▸ To do
Without altering anything, repeat each of the records.
— BEGIN —
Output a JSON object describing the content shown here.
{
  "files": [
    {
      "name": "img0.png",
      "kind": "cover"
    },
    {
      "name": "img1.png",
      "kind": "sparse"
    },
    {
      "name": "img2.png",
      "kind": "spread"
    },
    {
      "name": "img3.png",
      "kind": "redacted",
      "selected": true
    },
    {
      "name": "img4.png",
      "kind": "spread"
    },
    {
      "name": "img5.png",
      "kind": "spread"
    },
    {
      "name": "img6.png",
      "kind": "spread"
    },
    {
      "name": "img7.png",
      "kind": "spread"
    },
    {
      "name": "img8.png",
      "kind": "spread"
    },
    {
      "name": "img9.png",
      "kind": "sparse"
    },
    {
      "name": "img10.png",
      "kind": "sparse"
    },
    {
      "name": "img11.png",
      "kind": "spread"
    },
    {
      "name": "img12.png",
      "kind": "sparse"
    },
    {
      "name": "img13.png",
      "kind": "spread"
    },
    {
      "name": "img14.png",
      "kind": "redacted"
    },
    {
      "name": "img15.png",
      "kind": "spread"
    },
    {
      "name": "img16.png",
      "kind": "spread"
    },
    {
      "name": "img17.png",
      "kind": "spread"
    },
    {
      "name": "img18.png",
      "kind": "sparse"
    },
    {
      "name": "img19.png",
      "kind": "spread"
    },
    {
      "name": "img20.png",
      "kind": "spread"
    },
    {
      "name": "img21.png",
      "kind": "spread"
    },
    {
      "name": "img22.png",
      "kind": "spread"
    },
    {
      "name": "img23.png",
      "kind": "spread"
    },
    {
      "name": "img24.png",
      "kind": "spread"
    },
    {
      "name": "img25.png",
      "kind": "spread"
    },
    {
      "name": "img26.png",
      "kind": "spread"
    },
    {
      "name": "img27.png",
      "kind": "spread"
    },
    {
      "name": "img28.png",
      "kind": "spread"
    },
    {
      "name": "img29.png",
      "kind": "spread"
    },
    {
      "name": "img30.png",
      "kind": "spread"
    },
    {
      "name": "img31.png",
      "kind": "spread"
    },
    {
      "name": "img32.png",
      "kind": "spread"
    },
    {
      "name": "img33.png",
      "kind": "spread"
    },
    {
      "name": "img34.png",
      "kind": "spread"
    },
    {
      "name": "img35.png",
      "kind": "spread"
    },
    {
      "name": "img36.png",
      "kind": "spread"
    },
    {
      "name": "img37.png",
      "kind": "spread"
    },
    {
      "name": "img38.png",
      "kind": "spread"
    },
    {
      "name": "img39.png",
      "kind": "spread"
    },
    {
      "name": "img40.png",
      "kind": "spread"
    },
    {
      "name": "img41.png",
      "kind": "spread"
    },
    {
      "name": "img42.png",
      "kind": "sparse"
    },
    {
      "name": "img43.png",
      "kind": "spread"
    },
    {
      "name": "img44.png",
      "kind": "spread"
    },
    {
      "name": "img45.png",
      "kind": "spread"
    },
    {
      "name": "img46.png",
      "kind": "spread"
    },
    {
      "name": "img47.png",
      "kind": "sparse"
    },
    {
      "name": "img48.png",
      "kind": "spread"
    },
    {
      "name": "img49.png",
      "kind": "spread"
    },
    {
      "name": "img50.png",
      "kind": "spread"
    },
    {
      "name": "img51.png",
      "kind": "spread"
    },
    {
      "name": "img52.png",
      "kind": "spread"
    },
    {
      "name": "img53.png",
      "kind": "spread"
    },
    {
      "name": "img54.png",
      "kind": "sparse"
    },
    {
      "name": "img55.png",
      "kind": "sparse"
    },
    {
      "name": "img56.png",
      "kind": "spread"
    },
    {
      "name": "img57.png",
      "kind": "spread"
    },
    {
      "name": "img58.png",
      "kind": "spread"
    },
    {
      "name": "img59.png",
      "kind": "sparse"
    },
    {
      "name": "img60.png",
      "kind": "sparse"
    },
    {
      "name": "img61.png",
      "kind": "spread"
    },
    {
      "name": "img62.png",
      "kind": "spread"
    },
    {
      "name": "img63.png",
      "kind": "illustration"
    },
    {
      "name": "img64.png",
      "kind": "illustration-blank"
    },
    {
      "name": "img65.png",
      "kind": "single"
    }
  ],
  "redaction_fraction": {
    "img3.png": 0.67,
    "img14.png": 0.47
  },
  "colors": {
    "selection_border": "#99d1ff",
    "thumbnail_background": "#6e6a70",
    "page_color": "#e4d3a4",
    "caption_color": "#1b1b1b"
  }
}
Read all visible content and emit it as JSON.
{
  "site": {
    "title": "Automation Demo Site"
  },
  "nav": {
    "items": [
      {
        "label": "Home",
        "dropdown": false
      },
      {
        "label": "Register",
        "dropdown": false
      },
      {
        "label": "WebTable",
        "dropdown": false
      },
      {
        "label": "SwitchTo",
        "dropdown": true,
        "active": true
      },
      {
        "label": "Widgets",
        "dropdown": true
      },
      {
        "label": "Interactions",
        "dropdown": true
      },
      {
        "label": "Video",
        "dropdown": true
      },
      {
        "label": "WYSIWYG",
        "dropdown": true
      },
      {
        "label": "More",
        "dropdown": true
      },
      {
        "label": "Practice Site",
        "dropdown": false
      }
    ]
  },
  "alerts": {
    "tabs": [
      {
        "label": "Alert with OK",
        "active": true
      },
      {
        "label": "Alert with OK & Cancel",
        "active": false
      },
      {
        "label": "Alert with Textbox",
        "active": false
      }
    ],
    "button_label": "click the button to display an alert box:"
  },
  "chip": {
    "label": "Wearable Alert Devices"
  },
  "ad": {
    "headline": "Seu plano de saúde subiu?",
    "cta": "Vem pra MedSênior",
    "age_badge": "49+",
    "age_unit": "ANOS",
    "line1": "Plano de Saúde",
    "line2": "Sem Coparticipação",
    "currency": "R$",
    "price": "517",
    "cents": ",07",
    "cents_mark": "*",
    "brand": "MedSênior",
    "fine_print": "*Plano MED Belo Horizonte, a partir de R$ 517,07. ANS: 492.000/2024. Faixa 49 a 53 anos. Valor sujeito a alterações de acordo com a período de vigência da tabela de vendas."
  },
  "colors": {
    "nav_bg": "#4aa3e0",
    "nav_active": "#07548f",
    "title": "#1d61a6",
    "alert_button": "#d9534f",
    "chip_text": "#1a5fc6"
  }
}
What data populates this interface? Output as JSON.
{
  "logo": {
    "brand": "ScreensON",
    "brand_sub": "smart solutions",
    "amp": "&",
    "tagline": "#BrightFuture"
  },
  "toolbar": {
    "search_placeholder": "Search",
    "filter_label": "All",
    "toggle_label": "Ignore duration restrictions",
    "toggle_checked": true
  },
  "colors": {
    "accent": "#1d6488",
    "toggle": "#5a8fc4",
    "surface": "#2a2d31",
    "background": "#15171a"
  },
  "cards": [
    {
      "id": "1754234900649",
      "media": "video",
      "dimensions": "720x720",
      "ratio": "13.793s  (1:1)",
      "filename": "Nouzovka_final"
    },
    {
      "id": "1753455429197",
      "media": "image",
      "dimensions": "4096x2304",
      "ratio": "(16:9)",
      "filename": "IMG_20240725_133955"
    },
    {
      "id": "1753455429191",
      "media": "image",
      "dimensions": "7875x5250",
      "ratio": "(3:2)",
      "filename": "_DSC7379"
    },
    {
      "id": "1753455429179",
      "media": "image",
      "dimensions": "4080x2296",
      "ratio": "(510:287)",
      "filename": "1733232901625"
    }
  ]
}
— END —
▸ Solution for this problem
Output a JSON object describing the content shown here.
{
  "files": [
    {
      "name": "img0.png",
      "kind": "cover"
    },
    {
      "name": "img1.png",
      "kind": "sparse"
    },
    {
      "name": "img2.png",
      "kind": "spread"
    },
    {
      "name": "img3.png",
      "kind": "redacted",
      "selected": true
    },
    {
      "name": "img4.png",
      "kind": "spread"
    },
    {
      "name": "img5.png",
      "kind": "spread"
    },
    {
      "name": "img6.png",
      "kind": "spread"
    },
    {
      "name": "img7.png",
      "kind": "spread"
    },
    {
      "name": "img8.png",
      "kind": "spread"
    },
    {
      "name": "img9.png",
      "kind": "sparse"
    },
    {
      "name": "img10.png",
      "kind": "sparse"
    },
    {
      "name": "img11.png",
      "kind": "spread"
    },
    {
      "name": "img12.png",
      "kind": "sparse"
    },
    {
      "name": "img13.png",
      "kind": "spread"
    },
    {
      "name": "img14.png",
      "kind": "redacted"
    },
    {
      "name": "img15.png",
      "kind": "spread"
    },
    {
      "name": "img16.png",
      "kind": "spread"
    },
    {
      "name": "img17.png",
      "kind": "spread"
    },
    {
      "name": "img18.png",
      "kind": "sparse"
    },
    {
      "name": "img19.png",
      "kind": "spread"
    },
    {
      "name": "img20.png",
      "kind": "spread"
    },
    {
      "name": "img21.png",
      "kind": "spread"
    },
    {
      "name": "img22.png",
      "kind": "spread"
    },
    {
      "name": "img23.png",
      "kind": "spread"
    },
    {
      "name": "img24.png",
      "kind": "spread"
    },
    {
      "name": "img25.png",
      "kind": "spread"
    },
    {
      "name": "img26.png",
      "kind": "spread"
    },
    {
      "name": "img27.png",
      "kind": "spread"
    },
    {
      "name": "img28.png",
      "kind": "spread"
    },
    {
      "name": "img29.png",
      "kind": "spread"
    },
    {
      "name": "img30.png",
      "kind": "spread"
    },
    {
      "name": "img31.png",
      "kind": "spread"
    },
    {
      "name": "img32.png",
      "kind": "spread"
    },
    {
      "name": "img33.png",
      "kind": "spread"
    },
    {
      "name": "img34.png",
      "kind": "spread"
    },
    {
      "name": "img35.png",
      "kind": "spread"
    },
    {
      "name": "img36.png",
      "kind": "spread"
    },
    {
      "name": "img37.png",
      "kind": "spread"
    },
    {
      "name": "img38.png",
      "kind": "spread"
    },
    {
      "name": "img39.png",
      "kind": "spread"
    },
    {
      "name": "img40.png",
      "kind": "spread"
    },
    {
      "name": "img41.png",
      "kind": "spread"
    },
    {
      "name": "img42.png",
      "kind": "sparse"
    },
    {
      "name": "img43.png",
      "kind": "spread"
    },
    {
      "name": "img44.png",
      "kind": "spread"
    },
    {
      "name": "img45.png",
      "kind": "spread"
    },
    {
      "name": "img46.png",
      "kind": "spread"
    },
    {
      "name": "img47.png",
      "kind": "sparse"
    },
    {
      "name": "img48.png",
      "kind": "spread"
    },
    {
      "name": "img49.png",
      "kind": "spread"
    },
    {
      "name": "img50.png",
      "kind": "spread"
    },
    {
      "name": "img51.png",
      "kind": "spread"
    },
    {
      "name": "img52.png",
      "kind": "spread"
    },
    {
      "name": "img53.png",
      "kind": "spread"
    },
    {
      "name": "img54.png",
      "kind": "sparse"
    },
    {
      "name": "img55.png",
      "kind": "sparse"
    },
    {
      "name": "img56.png",
      "kind": "spread"
    },
    {
      "name": "img57.png",
      "kind": "spread"
    },
    {
      "name": "img58.png",
      "kind": "spread"
    },
    {
      "name": "img59.png",
      "kind": "sparse"
    },
    {
      "name": "img60.png",
      "kind": "sparse"
    },
    {
      "name": "img61.png",
      "kind": "spread"
    },
    {
      "name": "img62.png",
      "kind": "spread"
    },
    {
      "name": "img63.png",
      "kind": "illustration"
    },
    {
      "name": "img64.png",
      "kind": "illustration-blank"
    },
    {
      "name": "img65.png",
      "kind": "single"
    }
  ],
  "redaction_fraction": {
    "img3.png": 0.67,
    "img14.png": 0.47
  },
  "colors": {
    "selection_border": "#99d1ff",
    "thumbnail_background": "#6e6a70",
    "page_color": "#e4d3a4",
    "caption_color": "#1b1b1b"
  }
}
Read all visible content and emit it as JSON.
{
  "site": {
    "title": "Automation Demo Site"
  },
  "nav": {
    "items": [
      {
        "label": "Home",
        "dropdown": false
      },
      {
        "label": "Register",
        "dropdown": false
      },
      {
        "label": "WebTable",
        "dropdown": false
      },
      {
        "label": "SwitchTo",
        "dropdown": true,
        "active": true
      },
      {
        "label": "Widgets",
        "dropdown": true
      },
      {
        "label": "Interactions",
        "dropdown": true
      },
      {
        "label": "Video",
        "dropdown": true
      },
      {
        "label": "WYSIWYG",
        "dropdown": true
      },
      {
        "label": "More",
        "dropdown": true
      },
      {
        "label": "Practice Site",
        "dropdown": false
      }
    ]
  },
  "alerts": {
    "tabs": [
      {
        "label": "Alert with OK",
        "active": true
      },
      {
        "label": "Alert with OK & Cancel",
        "active": false
      },
      {
        "label": "Alert with Textbox",
        "active": false
      }
    ],
    "button_label": "click the button to display an alert box:"
  },
  "chip": {
    "label": "Wearable Alert Devices"
  },
  "ad": {
    "headline": "Seu plano de saúde subiu?",
    "cta": "Vem pra MedSênior",
    "age_badge": "49+",
    "age_unit": "ANOS",
    "line1": "Plano de Saúde",
    "line2": "Sem Coparticipação",
    "currency": "R$",
    "price": "517",
    "cents": ",07",
    "cents_mark": "*",
    "brand": "MedSênior",
    "fine_print": "*Plano MED Belo Horizonte, a partir de R$ 517,07. ANS: 492.000/2024. Faixa 49 a 53 anos. Valor sujeito a alterações de acordo com a período de vigência da tabela de vendas."
  },
  "colors": {
    "nav_bg": "#4aa3e0",
    "nav_active": "#07548f",
    "title": "#1d61a6",
    "alert_button": "#d9534f",
    "chip_text": "#1a5fc6"
  }
}
What data populates this interface? Output as JSON.
{
  "logo": {
    "brand": "ScreensON",
    "brand_sub": "smart solutions",
    "amp": "&",
    "tagline": "#BrightFuture"
  },
  "toolbar": {
    "search_placeholder": "Search",
    "filter_label": "All",
    "toggle_label": "Ignore duration restrictions",
    "toggle_checked": true
  },
  "colors": {
    "accent": "#1d6488",
    "toggle": "#5a8fc4",
    "surface": "#2a2d31",
    "background": "#15171a"
  },
  "cards": [
    {
      "id": "1754234900649",
      "media": "video",
      "dimensions": "720x720",
      "ratio": "13.793s  (1:1)",
      "filename": "Nouzovka_final"
    },
    {
      "id": "1753455429197",
      "media": "image",
      "dimensions": "4096x2304",
      "ratio": "(16:9)",
      "filename": "IMG_20240725_133955"
    },
    {
      "id": "1753455429191",
      "media": "image",
      "dimensions": "7875x5250",
      "ratio": "(3:2)",
      "filename": "_DSC7379"
    },
    {
      "id": "1753455429179",
      "media": "image",
      "dimensions": "4080x2296",
      "ratio": "(510:287)",
      "filename": "1733232901625"
    }
  ]
}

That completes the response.